### Task objective
Copy each line below exactly and leave the pictures out.

*** Data to use

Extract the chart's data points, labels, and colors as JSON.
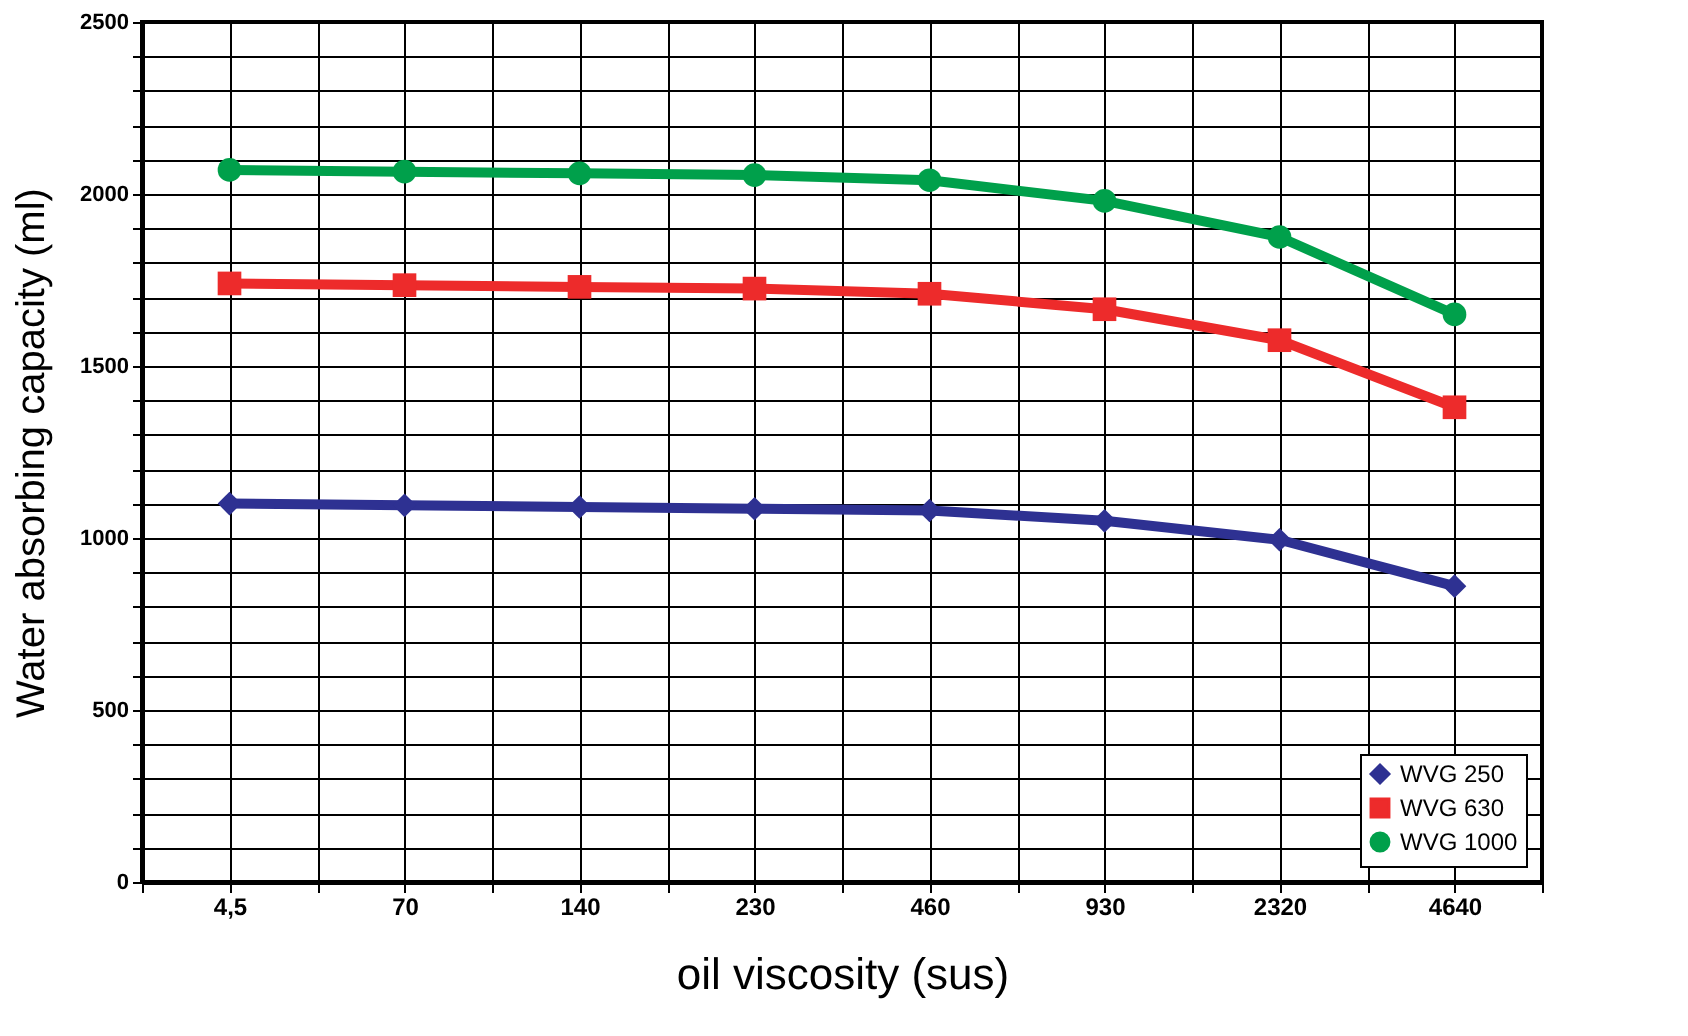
{
  "chart_data": {
    "type": "line",
    "xlabel": "oil viscosity (sus)",
    "ylabel": "Water absorbing capacity (ml)",
    "categories": [
      "4,5",
      "70",
      "140",
      "230",
      "460",
      "930",
      "2320",
      "4640"
    ],
    "series": [
      {
        "name": "WVG 250",
        "color": "#2e3192",
        "marker": "diamond",
        "values": [
          1100,
          1095,
          1090,
          1085,
          1080,
          1050,
          995,
          860
        ]
      },
      {
        "name": "WVG 630",
        "color": "#ed2b2b",
        "marker": "square",
        "values": [
          1740,
          1735,
          1730,
          1725,
          1710,
          1665,
          1575,
          1380
        ]
      },
      {
        "name": "WVG 1000",
        "color": "#00a04b",
        "marker": "circle",
        "values": [
          2070,
          2065,
          2060,
          2055,
          2040,
          1980,
          1875,
          1650
        ]
      }
    ],
    "ylim": [
      0,
      2500
    ],
    "yticks": [
      0,
      500,
      1000,
      1500,
      2000,
      2500
    ],
    "grid": true,
    "legend": "bottom right",
    "line_style": "solid"
  }
}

******

### Output for this task
Extract the chart's data points, labels, and colors as JSON.
{
  "chart_data": {
    "type": "line",
    "xlabel": "oil viscosity (sus)",
    "ylabel": "Water absorbing capacity (ml)",
    "categories": [
      "4,5",
      "70",
      "140",
      "230",
      "460",
      "930",
      "2320",
      "4640"
    ],
    "series": [
      {
        "name": "WVG 250",
        "color": "#2e3192",
        "marker": "diamond",
        "values": [
          1100,
          1095,
          1090,
          1085,
          1080,
          1050,
          995,
          860
        ]
      },
      {
        "name": "WVG 630",
        "color": "#ed2b2b",
        "marker": "square",
        "values": [
          1740,
          1735,
          1730,
          1725,
          1710,
          1665,
          1575,
          1380
        ]
      },
      {
        "name": "WVG 1000",
        "color": "#00a04b",
        "marker": "circle",
        "values": [
          2070,
          2065,
          2060,
          2055,
          2040,
          1980,
          1875,
          1650
        ]
      }
    ],
    "ylim": [
      0,
      2500
    ],
    "yticks": [
      0,
      500,
      1000,
      1500,
      2000,
      2500
    ],
    "grid": true,
    "legend": "bottom right",
    "line_style": "solid"
  }
}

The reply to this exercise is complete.